### EXERCISE DETAILS
Search the data for the string "个百分点" and extract every line where it appears.

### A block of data
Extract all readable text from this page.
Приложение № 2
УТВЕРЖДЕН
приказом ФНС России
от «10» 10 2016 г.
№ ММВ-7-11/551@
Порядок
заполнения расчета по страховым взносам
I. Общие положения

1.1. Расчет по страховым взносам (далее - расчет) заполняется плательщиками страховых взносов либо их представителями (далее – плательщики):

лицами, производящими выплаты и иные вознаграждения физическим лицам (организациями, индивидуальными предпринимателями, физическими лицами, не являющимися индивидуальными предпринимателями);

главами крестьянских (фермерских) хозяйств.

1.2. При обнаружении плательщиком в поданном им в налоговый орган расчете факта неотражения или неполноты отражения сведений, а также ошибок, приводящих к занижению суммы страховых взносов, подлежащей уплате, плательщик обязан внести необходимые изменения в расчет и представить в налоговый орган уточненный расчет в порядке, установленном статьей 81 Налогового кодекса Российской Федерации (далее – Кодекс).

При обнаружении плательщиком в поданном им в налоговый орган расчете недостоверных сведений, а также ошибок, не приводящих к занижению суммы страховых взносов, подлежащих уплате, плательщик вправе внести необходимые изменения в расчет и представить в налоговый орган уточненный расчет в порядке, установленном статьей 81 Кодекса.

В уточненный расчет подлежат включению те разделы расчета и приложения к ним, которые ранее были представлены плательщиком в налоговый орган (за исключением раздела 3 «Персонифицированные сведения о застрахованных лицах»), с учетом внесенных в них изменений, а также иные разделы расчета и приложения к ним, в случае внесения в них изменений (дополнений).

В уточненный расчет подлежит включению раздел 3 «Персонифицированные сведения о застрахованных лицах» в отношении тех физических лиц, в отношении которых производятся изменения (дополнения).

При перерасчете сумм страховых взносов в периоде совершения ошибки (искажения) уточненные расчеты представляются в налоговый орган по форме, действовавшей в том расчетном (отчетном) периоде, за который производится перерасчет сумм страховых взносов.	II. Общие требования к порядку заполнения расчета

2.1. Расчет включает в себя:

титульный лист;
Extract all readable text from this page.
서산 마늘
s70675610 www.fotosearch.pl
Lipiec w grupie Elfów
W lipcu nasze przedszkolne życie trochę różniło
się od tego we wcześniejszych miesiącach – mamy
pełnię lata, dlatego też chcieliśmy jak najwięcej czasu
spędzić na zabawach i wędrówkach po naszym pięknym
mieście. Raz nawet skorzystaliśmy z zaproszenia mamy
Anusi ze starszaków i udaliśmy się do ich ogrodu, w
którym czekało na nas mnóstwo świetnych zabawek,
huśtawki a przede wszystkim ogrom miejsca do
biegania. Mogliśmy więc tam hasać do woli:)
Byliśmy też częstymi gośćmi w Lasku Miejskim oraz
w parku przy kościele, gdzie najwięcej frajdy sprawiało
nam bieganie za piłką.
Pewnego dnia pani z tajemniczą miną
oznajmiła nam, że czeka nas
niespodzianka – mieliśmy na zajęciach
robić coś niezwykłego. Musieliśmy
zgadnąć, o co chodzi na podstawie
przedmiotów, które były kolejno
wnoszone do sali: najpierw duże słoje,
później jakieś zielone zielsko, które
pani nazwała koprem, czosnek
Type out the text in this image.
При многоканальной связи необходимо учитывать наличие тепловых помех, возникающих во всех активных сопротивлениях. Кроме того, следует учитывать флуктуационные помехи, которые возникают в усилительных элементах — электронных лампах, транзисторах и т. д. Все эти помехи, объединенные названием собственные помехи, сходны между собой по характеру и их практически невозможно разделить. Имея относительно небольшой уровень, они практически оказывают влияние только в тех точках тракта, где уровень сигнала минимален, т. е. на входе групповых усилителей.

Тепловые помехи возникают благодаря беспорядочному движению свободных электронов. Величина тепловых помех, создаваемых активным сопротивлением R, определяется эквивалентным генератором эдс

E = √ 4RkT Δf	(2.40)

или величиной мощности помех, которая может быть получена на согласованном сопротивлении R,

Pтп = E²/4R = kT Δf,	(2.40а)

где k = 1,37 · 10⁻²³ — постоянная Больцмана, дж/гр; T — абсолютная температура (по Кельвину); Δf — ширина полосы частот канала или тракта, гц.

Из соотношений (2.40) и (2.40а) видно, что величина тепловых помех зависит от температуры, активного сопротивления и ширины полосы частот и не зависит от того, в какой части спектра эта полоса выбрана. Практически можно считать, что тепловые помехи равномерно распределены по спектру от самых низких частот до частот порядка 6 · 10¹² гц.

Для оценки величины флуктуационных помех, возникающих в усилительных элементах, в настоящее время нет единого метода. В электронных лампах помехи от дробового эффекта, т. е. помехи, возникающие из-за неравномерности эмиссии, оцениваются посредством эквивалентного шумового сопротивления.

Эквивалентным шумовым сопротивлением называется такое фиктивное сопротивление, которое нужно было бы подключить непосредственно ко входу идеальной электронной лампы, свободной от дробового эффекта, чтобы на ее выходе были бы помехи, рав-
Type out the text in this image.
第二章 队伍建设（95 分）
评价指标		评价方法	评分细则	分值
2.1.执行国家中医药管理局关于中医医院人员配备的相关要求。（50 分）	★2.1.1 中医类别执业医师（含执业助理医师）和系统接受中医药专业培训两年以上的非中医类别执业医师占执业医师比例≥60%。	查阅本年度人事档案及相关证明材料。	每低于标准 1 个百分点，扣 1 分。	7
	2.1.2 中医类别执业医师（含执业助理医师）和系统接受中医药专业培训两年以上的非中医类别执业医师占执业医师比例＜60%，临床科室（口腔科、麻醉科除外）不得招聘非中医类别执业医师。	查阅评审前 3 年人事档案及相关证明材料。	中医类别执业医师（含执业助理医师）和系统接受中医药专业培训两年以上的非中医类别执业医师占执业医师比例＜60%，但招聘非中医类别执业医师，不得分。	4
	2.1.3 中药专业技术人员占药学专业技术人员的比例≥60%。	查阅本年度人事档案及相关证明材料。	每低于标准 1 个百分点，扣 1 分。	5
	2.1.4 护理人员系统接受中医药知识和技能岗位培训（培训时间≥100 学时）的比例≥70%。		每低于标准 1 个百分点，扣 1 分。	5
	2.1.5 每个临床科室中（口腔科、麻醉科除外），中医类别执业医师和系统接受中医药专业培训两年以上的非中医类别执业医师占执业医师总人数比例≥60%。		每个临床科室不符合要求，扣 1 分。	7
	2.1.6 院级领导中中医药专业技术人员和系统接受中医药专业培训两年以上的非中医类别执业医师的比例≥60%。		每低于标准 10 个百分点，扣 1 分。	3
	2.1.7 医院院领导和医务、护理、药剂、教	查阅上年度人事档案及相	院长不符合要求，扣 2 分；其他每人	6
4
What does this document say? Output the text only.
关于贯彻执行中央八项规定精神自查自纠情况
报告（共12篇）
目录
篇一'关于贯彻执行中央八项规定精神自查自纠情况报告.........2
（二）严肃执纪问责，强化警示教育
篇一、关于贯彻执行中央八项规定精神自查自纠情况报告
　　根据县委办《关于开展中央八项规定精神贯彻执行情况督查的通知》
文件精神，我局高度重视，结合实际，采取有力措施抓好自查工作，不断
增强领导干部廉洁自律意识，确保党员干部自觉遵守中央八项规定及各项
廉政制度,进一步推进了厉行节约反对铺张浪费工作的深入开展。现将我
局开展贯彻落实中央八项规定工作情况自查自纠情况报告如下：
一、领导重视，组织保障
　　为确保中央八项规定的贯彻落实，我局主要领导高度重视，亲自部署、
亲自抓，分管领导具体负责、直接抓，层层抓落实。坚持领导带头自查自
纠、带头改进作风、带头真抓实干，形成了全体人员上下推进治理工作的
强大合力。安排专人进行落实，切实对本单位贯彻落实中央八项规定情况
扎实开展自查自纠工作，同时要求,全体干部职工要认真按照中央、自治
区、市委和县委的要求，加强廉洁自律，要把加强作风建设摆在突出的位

### REPLY TO THE EXERCISE
2.1.执行国家中医药管理局关于中医医院人员配备的相关要求。（50 分）	★2.1.1 中医类别执业医师（含执业助理医师）和系统接受中医药专业培训两年以上的非中医类别执业医师占执业医师比例≥60%。	查阅本年度人事档案及相关证明材料。	每低于标准 1 个百分点，扣 1 分。	7
	2.1.3 中药专业技术人员占药学专业技术人员的比例≥60%。	查阅本年度人事档案及相关证明材料。	每低于标准 1 个百分点，扣 1 分。	5
	2.1.4 护理人员系统接受中医药知识和技能岗位培训（培训时间≥100 学时）的比例≥70%。		每低于标准 1 个百分点，扣 1 分。	5
	2.1.6 院级领导中中医药专业技术人员和系统接受中医药专业培训两年以上的非中医类别执业医师的比例≥60%。		每低于标准 10 个百分点，扣 1 分。	3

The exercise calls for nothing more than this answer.